Directive »
Gather all lines in the entries below that include the word "English".

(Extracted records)
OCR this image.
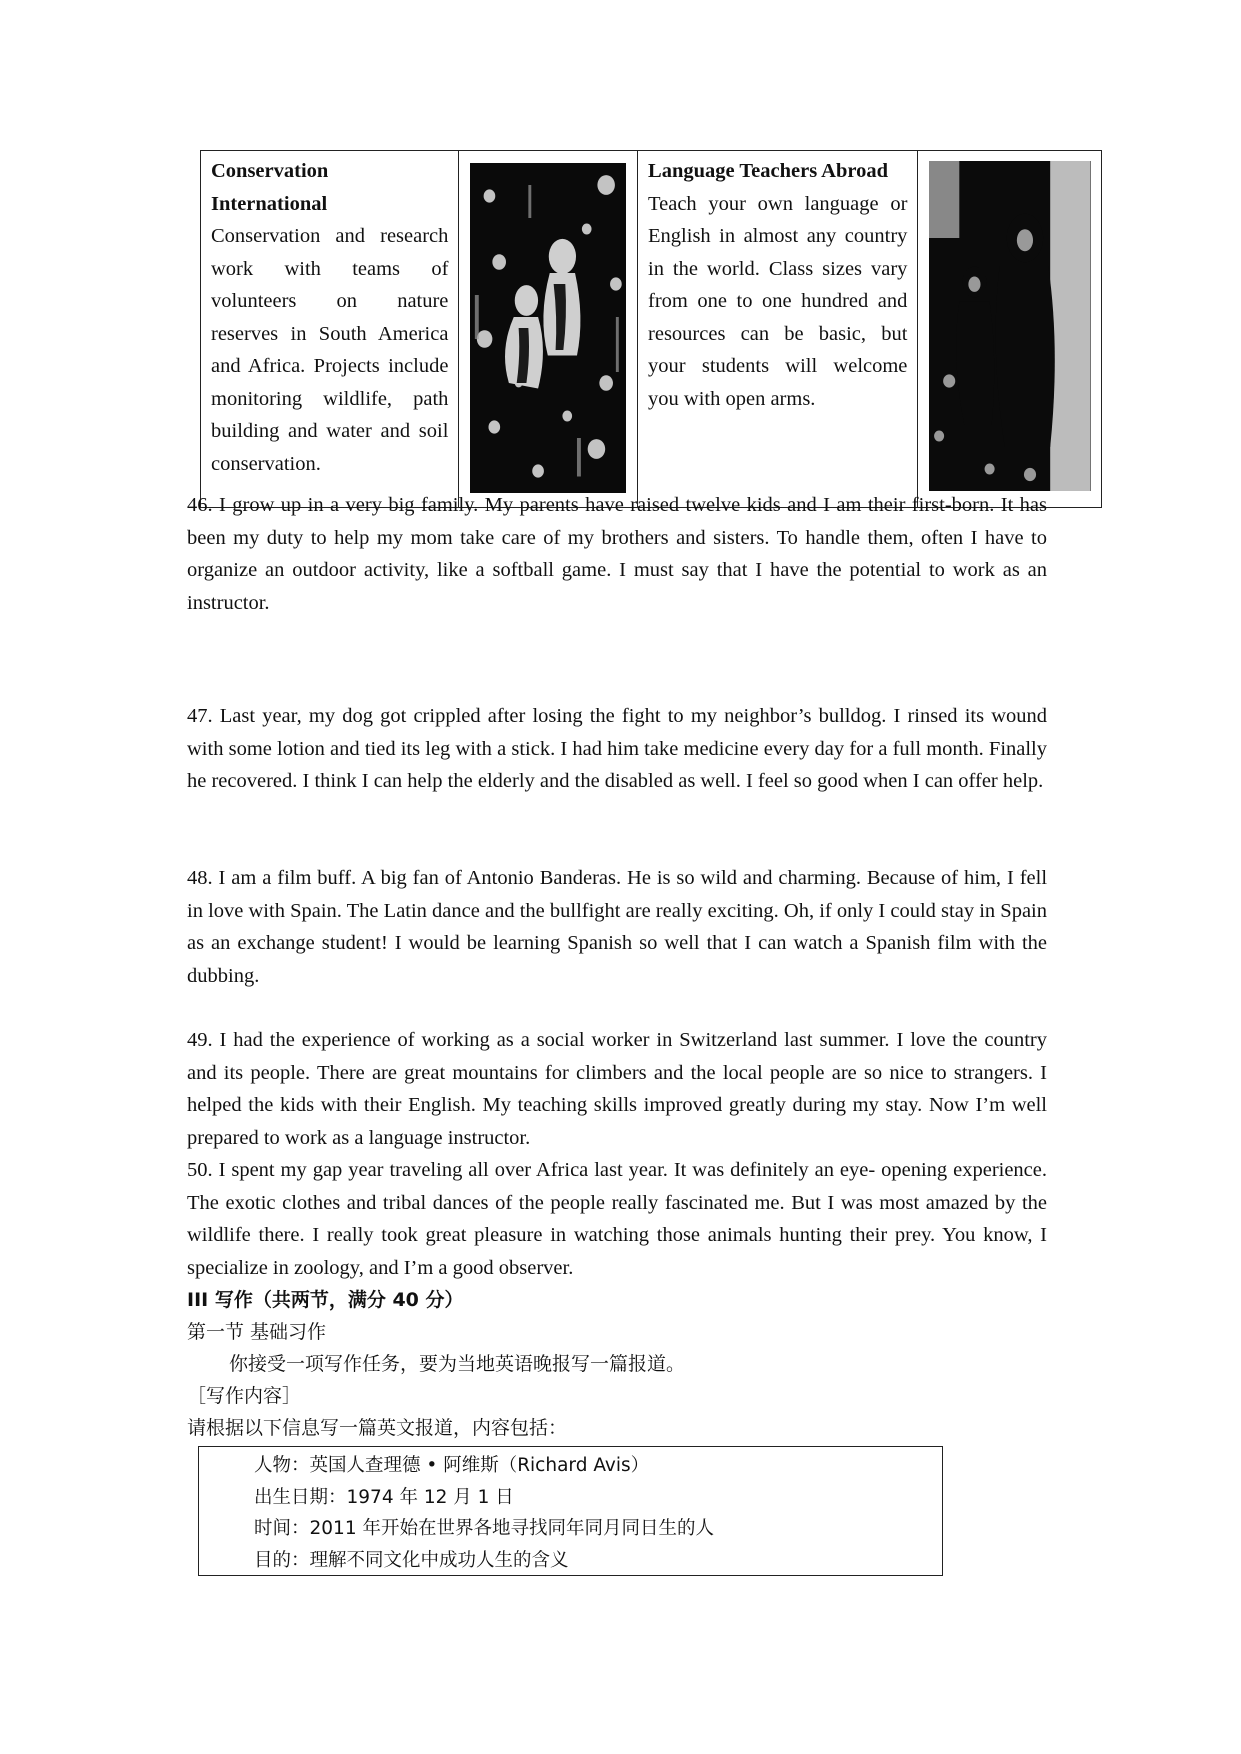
Conservation International
Conservation and research work with teams of volunteers on nature reserves in South America and Africa. Projects include monitoring wildlife, path building and water and soil conservation.
Language Teachers Abroad
Teach your own language or English in almost any country in the world. Class sizes vary from one to one hundred and resources can be basic, but your students will welcome you with open arms.
46. I grow up in a very big family. My parents have raised twelve kids and I am their first-born. It has been my duty to help my mom take care of my brothers and sisters. To handle them, often I have to organize an outdoor activity, like a softball game. I must say that I have the potential to work as an instructor.
47. Last year, my dog got crippled after losing the fight to my neighbor’s bulldog. I rinsed its wound with some lotion and tied its leg with a stick. I had him take medicine every day for a full month. Finally he recovered. I think I can help the elderly and the disabled as well. I feel so good when I can offer help.
48. I am a film buff. A big fan of Antonio Banderas. He is so wild and charming. Because of him, I fell in love with Spain. The Latin dance and the bullfight are really exciting. Oh, if only I could stay in Spain as an exchange student! I would be learning Spanish so well that I can watch a Spanish film with the dubbing.
49. I had the experience of working as a social worker in Switzerland last summer. I love the country and its people. There are great mountains for climbers and the local people are so nice to strangers. I helped the kids with their English. My teaching skills improved greatly during my stay. Now I’m well prepared to work as a language instructor.
50. I spent my gap year traveling all over Africa last year. It was definitely an eye- opening experience. The exotic clothes and tribal dances of the people really fascinated me. But I was most amazed by the wildlife there. I really took great pleasure in watching those animals hunting their prey. You know, I specialize in zoology, and I’m a good observer.
III 写作（共两节，满分 40 分）
第一节 基础习作
你接受一项写作任务，要为当地英语晚报写一篇报道。
［写作内容］
请根据以下信息写一篇英文报道，内容包括：
人物：英国人查理德 • 阿维斯（Richard Avis）
出生日期：1974 年 12 月 1 日
时间：2011 年开始在世界各地寻找同年同月同日生的人
目的：理解不同文化中成功人生的含义
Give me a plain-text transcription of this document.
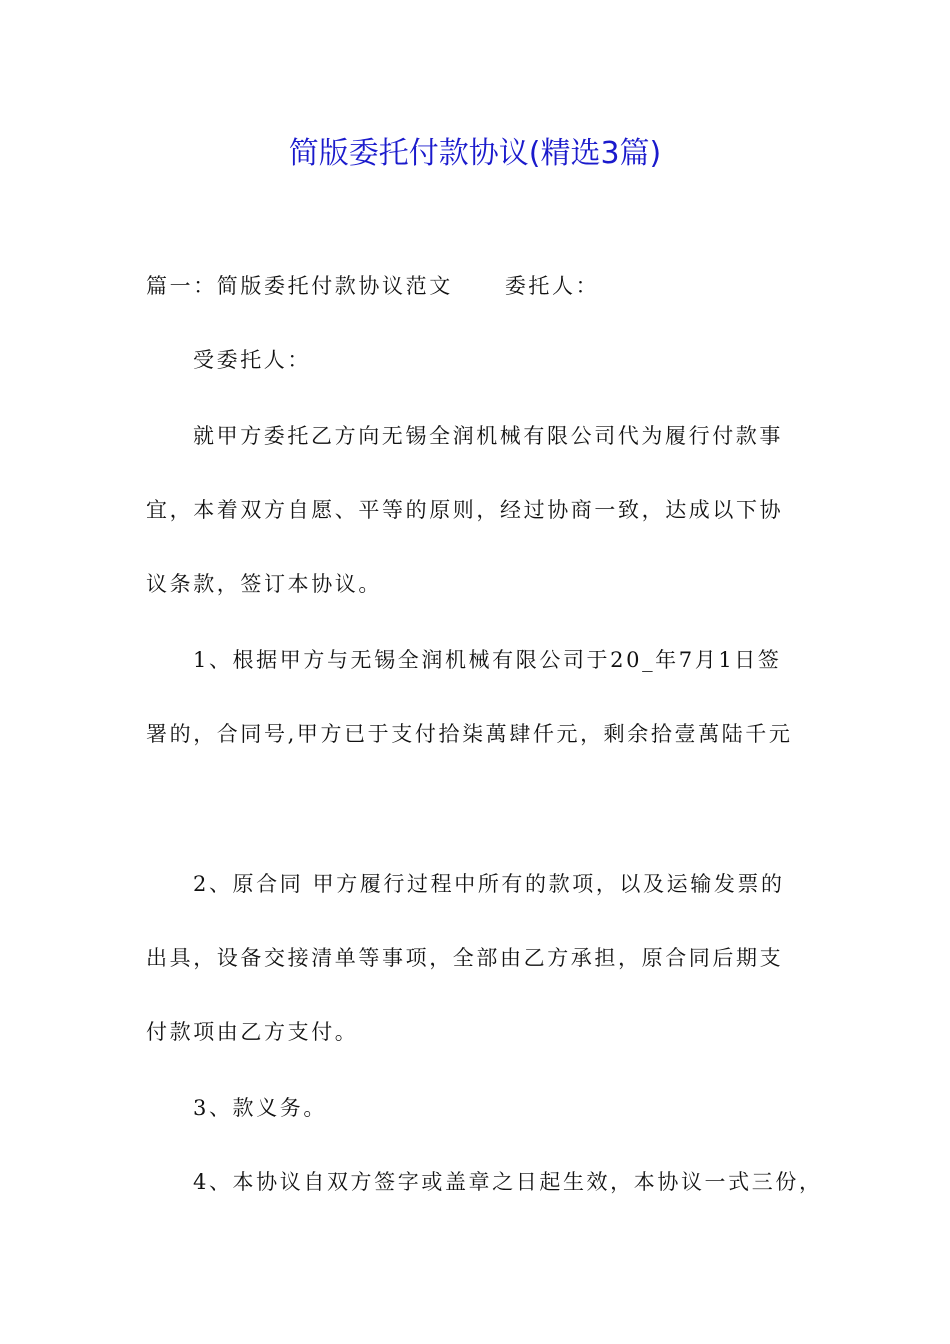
简版委托付款协议(精选3篇)
篇一：简版委托付款协议范文 委托人：
受委托人：
就甲方委托乙方向无锡全润机械有限公司代为履行付款事
宜，本着双方自愿、平等的原则，经过协商一致，达成以下协
议条款，签订本协议。
1、根据甲方与无锡全润机械有限公司于20_年7月1日签
署的，合同号,甲方已于支付拾柒萬肆仟元，剩余拾壹萬陆千元
2、原合同 甲方履行过程中所有的款项，以及运输发票的
出具，设备交接清单等事项，全部由乙方承担，原合同后期支
付款项由乙方支付。
3、款义务。
4、本协议自双方签字或盖章之日起生效，本协议一式三份，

Solution for this task »
Teach your own language or English in almost any country in the world. Class sizes vary from one to one hundred and resources can be basic, but your students will welcome you with open arms.
49. I had the experience of working as a social worker in Switzerland last summer. I love the country and its people. There are great mountains for climbers and the local people are so nice to strangers. I helped the kids with their English. My teaching skills improved greatly during my stay. Now I’m well prepared to work as a language instructor.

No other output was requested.